> _Short problem_: Repeat the listing in full, word for word.

> _Supplied material_:
* * * * * * *
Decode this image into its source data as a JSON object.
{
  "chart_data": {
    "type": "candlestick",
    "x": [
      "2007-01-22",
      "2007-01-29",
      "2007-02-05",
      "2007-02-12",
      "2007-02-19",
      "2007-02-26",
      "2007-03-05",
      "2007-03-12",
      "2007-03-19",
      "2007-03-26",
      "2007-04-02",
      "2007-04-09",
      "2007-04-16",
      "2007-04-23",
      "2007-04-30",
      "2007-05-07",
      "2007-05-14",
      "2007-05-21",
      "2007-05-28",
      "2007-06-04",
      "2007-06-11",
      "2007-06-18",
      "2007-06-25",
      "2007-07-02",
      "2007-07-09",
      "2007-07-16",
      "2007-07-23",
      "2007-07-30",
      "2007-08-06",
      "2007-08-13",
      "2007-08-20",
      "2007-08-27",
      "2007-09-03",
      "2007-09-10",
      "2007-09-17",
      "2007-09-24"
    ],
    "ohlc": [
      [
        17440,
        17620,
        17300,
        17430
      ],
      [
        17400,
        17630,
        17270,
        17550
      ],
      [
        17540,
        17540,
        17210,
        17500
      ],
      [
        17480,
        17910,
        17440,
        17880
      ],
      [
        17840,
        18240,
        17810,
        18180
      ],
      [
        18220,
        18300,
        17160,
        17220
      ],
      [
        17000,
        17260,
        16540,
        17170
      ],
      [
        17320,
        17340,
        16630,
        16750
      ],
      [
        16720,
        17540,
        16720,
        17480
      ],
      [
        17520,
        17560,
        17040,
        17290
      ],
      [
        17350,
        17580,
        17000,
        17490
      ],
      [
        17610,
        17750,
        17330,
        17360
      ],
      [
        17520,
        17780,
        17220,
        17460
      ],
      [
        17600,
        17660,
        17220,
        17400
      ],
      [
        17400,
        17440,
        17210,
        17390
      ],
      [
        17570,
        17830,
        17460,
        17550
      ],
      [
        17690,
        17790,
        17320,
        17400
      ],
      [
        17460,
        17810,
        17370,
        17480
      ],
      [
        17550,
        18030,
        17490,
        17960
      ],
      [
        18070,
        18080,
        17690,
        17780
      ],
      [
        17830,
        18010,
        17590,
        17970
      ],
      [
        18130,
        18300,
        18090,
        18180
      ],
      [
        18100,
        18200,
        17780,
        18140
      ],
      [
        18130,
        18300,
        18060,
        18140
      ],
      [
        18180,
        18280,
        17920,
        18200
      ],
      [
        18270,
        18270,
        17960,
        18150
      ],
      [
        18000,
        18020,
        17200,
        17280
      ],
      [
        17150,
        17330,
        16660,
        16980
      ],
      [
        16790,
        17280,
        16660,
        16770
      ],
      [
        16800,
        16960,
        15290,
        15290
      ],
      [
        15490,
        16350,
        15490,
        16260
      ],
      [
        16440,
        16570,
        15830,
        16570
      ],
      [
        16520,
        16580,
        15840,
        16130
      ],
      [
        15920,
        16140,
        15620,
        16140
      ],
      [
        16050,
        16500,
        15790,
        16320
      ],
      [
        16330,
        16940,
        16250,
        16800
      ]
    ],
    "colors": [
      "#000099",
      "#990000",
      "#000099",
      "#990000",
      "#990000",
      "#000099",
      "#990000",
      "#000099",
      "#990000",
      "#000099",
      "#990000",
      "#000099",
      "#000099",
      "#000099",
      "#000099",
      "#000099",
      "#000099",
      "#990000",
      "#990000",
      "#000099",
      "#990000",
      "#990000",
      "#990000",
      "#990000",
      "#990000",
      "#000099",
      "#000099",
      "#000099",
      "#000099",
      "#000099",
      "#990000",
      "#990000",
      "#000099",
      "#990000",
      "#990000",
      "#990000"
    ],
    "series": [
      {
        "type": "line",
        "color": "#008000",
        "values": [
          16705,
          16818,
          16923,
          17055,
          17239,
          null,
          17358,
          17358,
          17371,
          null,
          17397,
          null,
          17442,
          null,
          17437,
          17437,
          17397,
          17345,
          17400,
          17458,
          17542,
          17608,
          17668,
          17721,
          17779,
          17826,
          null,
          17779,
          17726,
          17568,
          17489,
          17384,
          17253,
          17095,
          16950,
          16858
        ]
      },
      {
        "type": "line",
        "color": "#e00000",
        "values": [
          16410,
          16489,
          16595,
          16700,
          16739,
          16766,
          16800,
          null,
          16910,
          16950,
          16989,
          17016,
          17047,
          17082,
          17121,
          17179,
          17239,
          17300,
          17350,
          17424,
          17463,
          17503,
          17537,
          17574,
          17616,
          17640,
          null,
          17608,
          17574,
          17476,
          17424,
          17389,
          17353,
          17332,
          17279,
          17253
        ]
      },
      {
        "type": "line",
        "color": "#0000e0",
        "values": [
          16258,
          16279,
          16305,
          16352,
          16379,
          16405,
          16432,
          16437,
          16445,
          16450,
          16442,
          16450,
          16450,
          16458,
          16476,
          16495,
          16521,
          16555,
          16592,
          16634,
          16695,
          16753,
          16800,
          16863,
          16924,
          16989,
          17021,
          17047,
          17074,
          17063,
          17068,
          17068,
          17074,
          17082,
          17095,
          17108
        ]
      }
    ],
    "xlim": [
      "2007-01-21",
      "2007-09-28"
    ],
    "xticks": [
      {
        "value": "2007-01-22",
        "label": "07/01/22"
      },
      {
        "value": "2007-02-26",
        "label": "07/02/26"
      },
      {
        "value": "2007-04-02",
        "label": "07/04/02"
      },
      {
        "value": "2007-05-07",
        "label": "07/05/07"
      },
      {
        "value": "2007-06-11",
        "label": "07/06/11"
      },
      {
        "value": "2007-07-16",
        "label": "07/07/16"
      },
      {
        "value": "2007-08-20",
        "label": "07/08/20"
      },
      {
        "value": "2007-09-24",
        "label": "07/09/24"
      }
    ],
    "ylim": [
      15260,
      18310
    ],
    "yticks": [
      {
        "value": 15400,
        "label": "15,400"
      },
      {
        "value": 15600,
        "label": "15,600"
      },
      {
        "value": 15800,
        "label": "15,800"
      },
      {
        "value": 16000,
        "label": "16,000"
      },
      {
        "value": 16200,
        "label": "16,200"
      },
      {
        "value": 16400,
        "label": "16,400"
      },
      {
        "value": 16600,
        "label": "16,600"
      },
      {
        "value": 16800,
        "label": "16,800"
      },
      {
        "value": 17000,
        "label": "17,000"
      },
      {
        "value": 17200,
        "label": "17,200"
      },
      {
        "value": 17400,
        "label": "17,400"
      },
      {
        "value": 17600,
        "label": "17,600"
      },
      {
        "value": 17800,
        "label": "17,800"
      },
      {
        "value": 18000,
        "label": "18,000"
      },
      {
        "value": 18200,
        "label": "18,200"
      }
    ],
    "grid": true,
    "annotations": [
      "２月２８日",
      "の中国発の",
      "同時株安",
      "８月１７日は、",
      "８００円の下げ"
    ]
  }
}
* * * * * * *
> _Answer for this exercise_:
Decode this image into its source data as a JSON object.
{
  "chart_data": {
    "type": "candlestick",
    "x": [
      "2007-01-22",
      "2007-01-29",
      "2007-02-05",
      "2007-02-12",
      "2007-02-19",
      "2007-02-26",
      "2007-03-05",
      "2007-03-12",
      "2007-03-19",
      "2007-03-26",
      "2007-04-02",
      "2007-04-09",
      "2007-04-16",
      "2007-04-23",
      "2007-04-30",
      "2007-05-07",
      "2007-05-14",
      "2007-05-21",
      "2007-05-28",
      "2007-06-04",
      "2007-06-11",
      "2007-06-18",
      "2007-06-25",
      "2007-07-02",
      "2007-07-09",
      "2007-07-16",
      "2007-07-23",
      "2007-07-30",
      "2007-08-06",
      "2007-08-13",
      "2007-08-20",
      "2007-08-27",
      "2007-09-03",
      "2007-09-10",
      "2007-09-17",
      "2007-09-24"
    ],
    "ohlc": [
      [
        17440,
        17620,
        17300,
        17430
      ],
      [
        17400,
        17630,
        17270,
        17550
      ],
      [
        17540,
        17540,
        17210,
        17500
      ],
      [
        17480,
        17910,
        17440,
        17880
      ],
      [
        17840,
        18240,
        17810,
        18180
      ],
      [
        18220,
        18300,
        17160,
        17220
      ],
      [
        17000,
        17260,
        16540,
        17170
      ],
      [
        17320,
        17340,
        16630,
        16750
      ],
      [
        16720,
        17540,
        16720,
        17480
      ],
      [
        17520,
        17560,
        17040,
        17290
      ],
      [
        17350,
        17580,
        17000,
        17490
      ],
      [
        17610,
        17750,
        17330,
        17360
      ],
      [
        17520,
        17780,
        17220,
        17460
      ],
      [
        17600,
        17660,
        17220,
        17400
      ],
      [
        17400,
        17440,
        17210,
        17390
      ],
      [
        17570,
        17830,
        17460,
        17550
      ],
      [
        17690,
        17790,
        17320,
        17400
      ],
      [
        17460,
        17810,
        17370,
        17480
      ],
      [
        17550,
        18030,
        17490,
        17960
      ],
      [
        18070,
        18080,
        17690,
        17780
      ],
      [
        17830,
        18010,
        17590,
        17970
      ],
      [
        18130,
        18300,
        18090,
        18180
      ],
      [
        18100,
        18200,
        17780,
        18140
      ],
      [
        18130,
        18300,
        18060,
        18140
      ],
      [
        18180,
        18280,
        17920,
        18200
      ],
      [
        18270,
        18270,
        17960,
        18150
      ],
      [
        18000,
        18020,
        17200,
        17280
      ],
      [
        17150,
        17330,
        16660,
        16980
      ],
      [
        16790,
        17280,
        16660,
        16770
      ],
      [
        16800,
        16960,
        15290,
        15290
      ],
      [
        15490,
        16350,
        15490,
        16260
      ],
      [
        16440,
        16570,
        15830,
        16570
      ],
      [
        16520,
        16580,
        15840,
        16130
      ],
      [
        15920,
        16140,
        15620,
        16140
      ],
      [
        16050,
        16500,
        15790,
        16320
      ],
      [
        16330,
        16940,
        16250,
        16800
      ]
    ],
    "colors": [
      "#000099",
      "#990000",
      "#000099",
      "#990000",
      "#990000",
      "#000099",
      "#990000",
      "#000099",
      "#990000",
      "#000099",
      "#990000",
      "#000099",
      "#000099",
      "#000099",
      "#000099",
      "#000099",
      "#000099",
      "#990000",
      "#990000",
      "#000099",
      "#990000",
      "#990000",
      "#990000",
      "#990000",
      "#990000",
      "#000099",
      "#000099",
      "#000099",
      "#000099",
      "#000099",
      "#990000",
      "#990000",
      "#000099",
      "#990000",
      "#990000",
      "#990000"
    ],
    "series": [
      {
        "type": "line",
        "color": "#008000",
        "values": [
          16705,
          16818,
          16923,
          17055,
          17239,
          null,
          17358,
          17358,
          17371,
          null,
          17397,
          null,
          17442,
          null,
          17437,
          17437,
          17397,
          17345,
          17400,
          17458,
          17542,
          17608,
          17668,
          17721,
          17779,
          17826,
          null,
          17779,
          17726,
          17568,
          17489,
          17384,
          17253,
          17095,
          16950,
          16858
        ]
      },
      {
        "type": "line",
        "color": "#e00000",
        "values": [
          16410,
          16489,
          16595,
          16700,
          16739,
          16766,
          16800,
          null,
          16910,
          16950,
          16989,
          17016,
          17047,
          17082,
          17121,
          17179,
          17239,
          17300,
          17350,
          17424,
          17463,
          17503,
          17537,
          17574,
          17616,
          17640,
          null,
          17608,
          17574,
          17476,
          17424,
          17389,
          17353,
          17332,
          17279,
          17253
        ]
      },
      {
        "type": "line",
        "color": "#0000e0",
        "values": [
          16258,
          16279,
          16305,
          16352,
          16379,
          16405,
          16432,
          16437,
          16445,
          16450,
          16442,
          16450,
          16450,
          16458,
          16476,
          16495,
          16521,
          16555,
          16592,
          16634,
          16695,
          16753,
          16800,
          16863,
          16924,
          16989,
          17021,
          17047,
          17074,
          17063,
          17068,
          17068,
          17074,
          17082,
          17095,
          17108
        ]
      }
    ],
    "xlim": [
      "2007-01-21",
      "2007-09-28"
    ],
    "xticks": [
      {
        "value": "2007-01-22",
        "label": "07/01/22"
      },
      {
        "value": "2007-02-26",
        "label": "07/02/26"
      },
      {
        "value": "2007-04-02",
        "label": "07/04/02"
      },
      {
        "value": "2007-05-07",
        "label": "07/05/07"
      },
      {
        "value": "2007-06-11",
        "label": "07/06/11"
      },
      {
        "value": "2007-07-16",
        "label": "07/07/16"
      },
      {
        "value": "2007-08-20",
        "label": "07/08/20"
      },
      {
        "value": "2007-09-24",
        "label": "07/09/24"
      }
    ],
    "ylim": [
      15260,
      18310
    ],
    "yticks": [
      {
        "value": 15400,
        "label": "15,400"
      },
      {
        "value": 15600,
        "label": "15,600"
      },
      {
        "value": 15800,
        "label": "15,800"
      },
      {
        "value": 16000,
        "label": "16,000"
      },
      {
        "value": 16200,
        "label": "16,200"
      },
      {
        "value": 16400,
        "label": "16,400"
      },
      {
        "value": 16600,
        "label": "16,600"
      },
      {
        "value": 16800,
        "label": "16,800"
      },
      {
        "value": 17000,
        "label": "17,000"
      },
      {
        "value": 17200,
        "label": "17,200"
      },
      {
        "value": 17400,
        "label": "17,400"
      },
      {
        "value": 17600,
        "label": "17,600"
      },
      {
        "value": 17800,
        "label": "17,800"
      },
      {
        "value": 18000,
        "label": "18,000"
      },
      {
        "value": 18200,
        "label": "18,200"
      }
    ],
    "grid": true,
    "annotations": [
      "２月２８日",
      "の中国発の",
      "同時株安",
      "８月１７日は、",
      "８００円の下げ"
    ]
  }
}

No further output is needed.